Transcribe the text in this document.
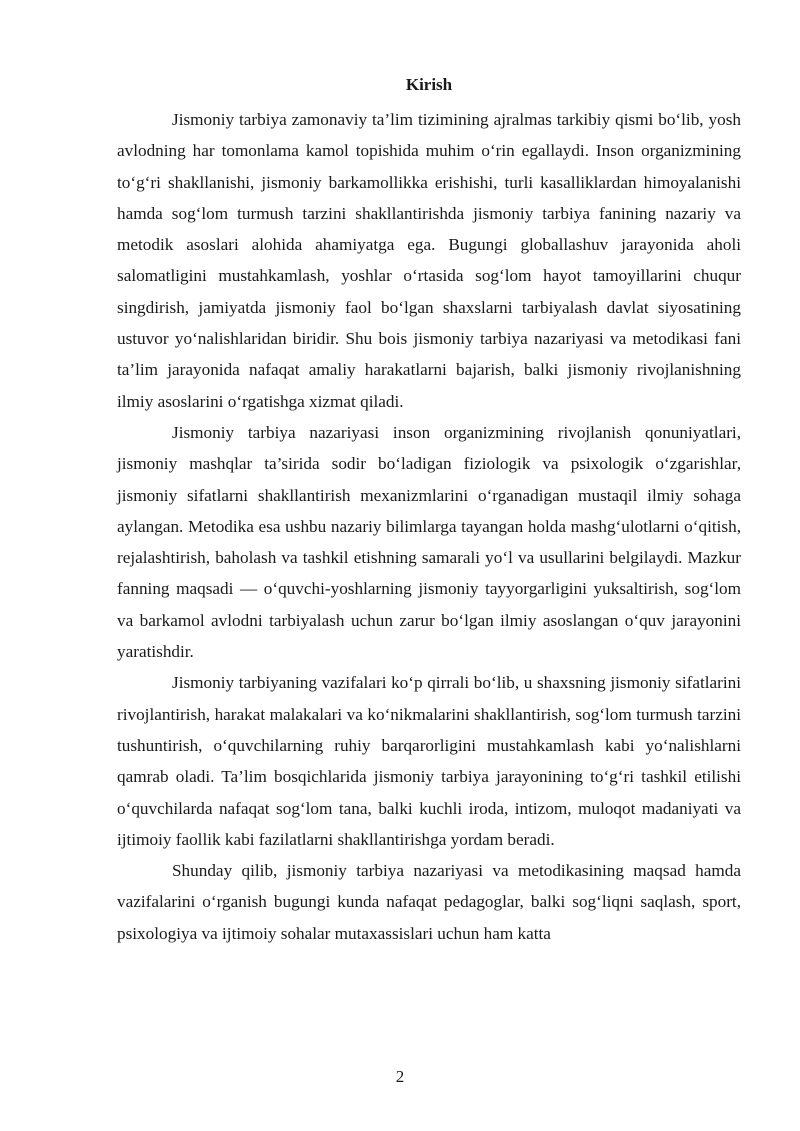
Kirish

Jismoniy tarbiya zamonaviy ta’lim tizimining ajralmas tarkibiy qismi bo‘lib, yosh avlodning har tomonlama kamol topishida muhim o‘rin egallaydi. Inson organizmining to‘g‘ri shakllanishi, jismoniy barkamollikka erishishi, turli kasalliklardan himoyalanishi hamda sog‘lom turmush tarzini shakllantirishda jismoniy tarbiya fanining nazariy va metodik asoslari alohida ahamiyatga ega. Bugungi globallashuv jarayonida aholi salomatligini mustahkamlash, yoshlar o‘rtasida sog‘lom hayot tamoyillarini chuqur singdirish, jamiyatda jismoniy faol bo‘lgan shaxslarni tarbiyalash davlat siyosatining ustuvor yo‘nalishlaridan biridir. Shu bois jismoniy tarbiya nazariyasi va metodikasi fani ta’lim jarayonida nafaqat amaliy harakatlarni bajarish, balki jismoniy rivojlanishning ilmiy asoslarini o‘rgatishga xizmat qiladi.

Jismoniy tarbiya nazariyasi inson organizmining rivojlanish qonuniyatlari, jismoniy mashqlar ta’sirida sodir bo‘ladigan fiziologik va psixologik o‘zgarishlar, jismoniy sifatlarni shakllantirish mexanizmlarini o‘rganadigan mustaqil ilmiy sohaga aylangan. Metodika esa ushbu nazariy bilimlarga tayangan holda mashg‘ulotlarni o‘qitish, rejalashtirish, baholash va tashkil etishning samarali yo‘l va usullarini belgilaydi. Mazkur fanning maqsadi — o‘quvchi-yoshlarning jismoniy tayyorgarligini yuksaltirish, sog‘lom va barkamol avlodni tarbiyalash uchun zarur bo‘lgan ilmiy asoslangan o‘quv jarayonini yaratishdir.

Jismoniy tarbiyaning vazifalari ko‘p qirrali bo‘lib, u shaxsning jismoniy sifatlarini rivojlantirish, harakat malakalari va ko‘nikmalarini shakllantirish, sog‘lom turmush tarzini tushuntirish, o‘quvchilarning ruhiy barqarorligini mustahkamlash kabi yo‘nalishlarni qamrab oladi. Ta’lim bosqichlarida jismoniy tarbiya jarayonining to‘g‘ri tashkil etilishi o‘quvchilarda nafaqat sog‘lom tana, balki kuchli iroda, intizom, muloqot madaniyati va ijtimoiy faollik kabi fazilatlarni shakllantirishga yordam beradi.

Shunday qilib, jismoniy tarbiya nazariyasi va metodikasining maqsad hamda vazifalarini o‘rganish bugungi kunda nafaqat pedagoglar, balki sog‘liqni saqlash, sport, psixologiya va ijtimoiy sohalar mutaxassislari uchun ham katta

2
══════
• _What the exercise asks_:
Leave out the pictures and restate everything else word for word.

• _Written reply_:
Transcribe the text in this document.
Kirish

Jismoniy tarbiya zamonaviy ta’lim tizimining ajralmas tarkibiy qismi bo‘lib, yosh avlodning har tomonlama kamol topishida muhim o‘rin egallaydi. Inson organizmining to‘g‘ri shakllanishi, jismoniy barkamollikka erishishi, turli kasalliklardan himoyalanishi hamda sog‘lom turmush tarzini shakllantirishda jismoniy tarbiya fanining nazariy va metodik asoslari alohida ahamiyatga ega. Bugungi globallashuv jarayonida aholi salomatligini mustahkamlash, yoshlar o‘rtasida sog‘lom hayot tamoyillarini chuqur singdirish, jamiyatda jismoniy faol bo‘lgan shaxslarni tarbiyalash davlat siyosatining ustuvor yo‘nalishlaridan biridir. Shu bois jismoniy tarbiya nazariyasi va metodikasi fani ta’lim jarayonida nafaqat amaliy harakatlarni bajarish, balki jismoniy rivojlanishning ilmiy asoslarini o‘rgatishga xizmat qiladi.

Jismoniy tarbiya nazariyasi inson organizmining rivojlanish qonuniyatlari, jismoniy mashqlar ta’sirida sodir bo‘ladigan fiziologik va psixologik o‘zgarishlar, jismoniy sifatlarni shakllantirish mexanizmlarini o‘rganadigan mustaqil ilmiy sohaga aylangan. Metodika esa ushbu nazariy bilimlarga tayangan holda mashg‘ulotlarni o‘qitish, rejalashtirish, baholash va tashkil etishning samarali yo‘l va usullarini belgilaydi. Mazkur fanning maqsadi — o‘quvchi-yoshlarning jismoniy tayyorgarligini yuksaltirish, sog‘lom va barkamol avlodni tarbiyalash uchun zarur bo‘lgan ilmiy asoslangan o‘quv jarayonini yaratishdir.

Jismoniy tarbiyaning vazifalari ko‘p qirrali bo‘lib, u shaxsning jismoniy sifatlarini rivojlantirish, harakat malakalari va ko‘nikmalarini shakllantirish, sog‘lom turmush tarzini tushuntirish, o‘quvchilarning ruhiy barqarorligini mustahkamlash kabi yo‘nalishlarni qamrab oladi. Ta’lim bosqichlarida jismoniy tarbiya jarayonining to‘g‘ri tashkil etilishi o‘quvchilarda nafaqat sog‘lom tana, balki kuchli iroda, intizom, muloqot madaniyati va ijtimoiy faollik kabi fazilatlarni shakllantirishga yordam beradi.

Shunday qilib, jismoniy tarbiya nazariyasi va metodikasining maqsad hamda vazifalarini o‘rganish bugungi kunda nafaqat pedagoglar, balki sog‘liqni saqlash, sport, psixologiya va ijtimoiy sohalar mutaxassislari uchun ham katta

2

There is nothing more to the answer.